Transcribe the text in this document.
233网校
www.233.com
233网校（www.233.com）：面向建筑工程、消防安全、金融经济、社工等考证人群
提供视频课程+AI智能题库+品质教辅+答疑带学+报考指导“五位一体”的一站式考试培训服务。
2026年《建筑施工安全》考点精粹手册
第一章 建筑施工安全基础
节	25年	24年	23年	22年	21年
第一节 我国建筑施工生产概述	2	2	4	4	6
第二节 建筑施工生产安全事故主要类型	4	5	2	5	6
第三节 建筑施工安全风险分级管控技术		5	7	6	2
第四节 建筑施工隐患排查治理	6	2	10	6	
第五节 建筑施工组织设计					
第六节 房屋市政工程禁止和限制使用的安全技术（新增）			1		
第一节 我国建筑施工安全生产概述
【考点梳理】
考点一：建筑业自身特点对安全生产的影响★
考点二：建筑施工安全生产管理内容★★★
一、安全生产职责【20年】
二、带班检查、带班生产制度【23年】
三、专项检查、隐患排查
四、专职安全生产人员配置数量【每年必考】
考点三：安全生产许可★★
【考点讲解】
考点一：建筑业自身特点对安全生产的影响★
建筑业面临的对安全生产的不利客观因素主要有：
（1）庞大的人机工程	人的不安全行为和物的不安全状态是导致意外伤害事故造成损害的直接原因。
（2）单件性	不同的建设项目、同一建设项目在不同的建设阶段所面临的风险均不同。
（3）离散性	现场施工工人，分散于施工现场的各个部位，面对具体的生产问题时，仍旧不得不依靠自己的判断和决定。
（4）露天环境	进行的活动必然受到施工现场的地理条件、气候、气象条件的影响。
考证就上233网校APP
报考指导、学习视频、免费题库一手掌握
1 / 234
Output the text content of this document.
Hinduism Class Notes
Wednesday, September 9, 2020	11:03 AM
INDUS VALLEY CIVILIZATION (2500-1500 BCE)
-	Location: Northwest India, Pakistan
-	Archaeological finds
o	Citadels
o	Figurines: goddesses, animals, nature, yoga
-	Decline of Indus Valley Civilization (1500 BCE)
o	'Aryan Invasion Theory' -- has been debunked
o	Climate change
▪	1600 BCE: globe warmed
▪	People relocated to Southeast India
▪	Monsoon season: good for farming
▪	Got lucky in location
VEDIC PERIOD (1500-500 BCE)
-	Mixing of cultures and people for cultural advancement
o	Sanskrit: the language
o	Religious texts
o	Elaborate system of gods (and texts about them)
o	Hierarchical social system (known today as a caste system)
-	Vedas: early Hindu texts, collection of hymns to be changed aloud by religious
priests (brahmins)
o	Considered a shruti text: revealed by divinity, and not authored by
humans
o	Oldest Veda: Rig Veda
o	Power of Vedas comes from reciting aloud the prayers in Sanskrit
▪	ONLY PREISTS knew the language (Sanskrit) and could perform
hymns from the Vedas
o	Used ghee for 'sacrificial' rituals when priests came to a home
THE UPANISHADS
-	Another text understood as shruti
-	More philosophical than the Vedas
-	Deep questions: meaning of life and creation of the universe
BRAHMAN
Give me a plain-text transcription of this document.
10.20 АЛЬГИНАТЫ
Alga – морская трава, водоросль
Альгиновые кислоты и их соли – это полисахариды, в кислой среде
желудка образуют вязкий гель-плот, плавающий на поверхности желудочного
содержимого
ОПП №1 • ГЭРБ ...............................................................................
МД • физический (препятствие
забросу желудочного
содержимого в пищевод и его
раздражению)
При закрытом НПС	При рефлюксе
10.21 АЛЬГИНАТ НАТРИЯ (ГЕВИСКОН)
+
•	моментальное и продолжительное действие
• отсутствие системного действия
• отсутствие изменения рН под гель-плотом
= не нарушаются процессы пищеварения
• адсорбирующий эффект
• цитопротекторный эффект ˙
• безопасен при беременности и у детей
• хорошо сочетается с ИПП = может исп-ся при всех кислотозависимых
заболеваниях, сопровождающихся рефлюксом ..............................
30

### Challenge
Retype only the lines running from the line with "Output the text content of this document." to the end of the listing, including both of those lines.

### Written response
Output the text content of this document.
Hinduism Class Notes
Wednesday, September 9, 2020	11:03 AM
INDUS VALLEY CIVILIZATION (2500-1500 BCE)
-	Location: Northwest India, Pakistan
-	Archaeological finds
o	Citadels
o	Figurines: goddesses, animals, nature, yoga
-	Decline of Indus Valley Civilization (1500 BCE)
o	'Aryan Invasion Theory' -- has been debunked
o	Climate change
▪	1600 BCE: globe warmed
▪	People relocated to Southeast India
▪	Monsoon season: good for farming
▪	Got lucky in location
VEDIC PERIOD (1500-500 BCE)
-	Mixing of cultures and people for cultural advancement
o	Sanskrit: the language
o	Religious texts
o	Elaborate system of gods (and texts about them)
o	Hierarchical social system (known today as a caste system)
-	Vedas: early Hindu texts, collection of hymns to be changed aloud by religious
priests (brahmins)
o	Considered a shruti text: revealed by divinity, and not authored by
humans
o	Oldest Veda: Rig Veda
o	Power of Vedas comes from reciting aloud the prayers in Sanskrit
▪	ONLY PREISTS knew the language (Sanskrit) and could perform
hymns from the Vedas
o	Used ghee for 'sacrificial' rituals when priests came to a home
THE UPANISHADS
-	Another text understood as shruti
-	More philosophical than the Vedas
-	Deep questions: meaning of life and creation of the universe
BRAHMAN
Give me a plain-text transcription of this document.
10.20 АЛЬГИНАТЫ
Alga – морская трава, водоросль
Альгиновые кислоты и их соли – это полисахариды, в кислой среде
желудка образуют вязкий гель-плот, плавающий на поверхности желудочного
содержимого
ОПП №1 • ГЭРБ ...............................................................................
МД • физический (препятствие
забросу желудочного
содержимого в пищевод и его
раздражению)
При закрытом НПС	При рефлюксе
10.21 АЛЬГИНАТ НАТРИЯ (ГЕВИСКОН)
+
•	моментальное и продолжительное действие
• отсутствие системного действия
• отсутствие изменения рН под гель-плотом
= не нарушаются процессы пищеварения
• адсорбирующий эффект
• цитопротекторный эффект ˙
• безопасен при беременности и у детей
• хорошо сочетается с ИПП = может исп-ся при всех кислотозависимых
заболеваниях, сопровождающихся рефлюксом ..............................
30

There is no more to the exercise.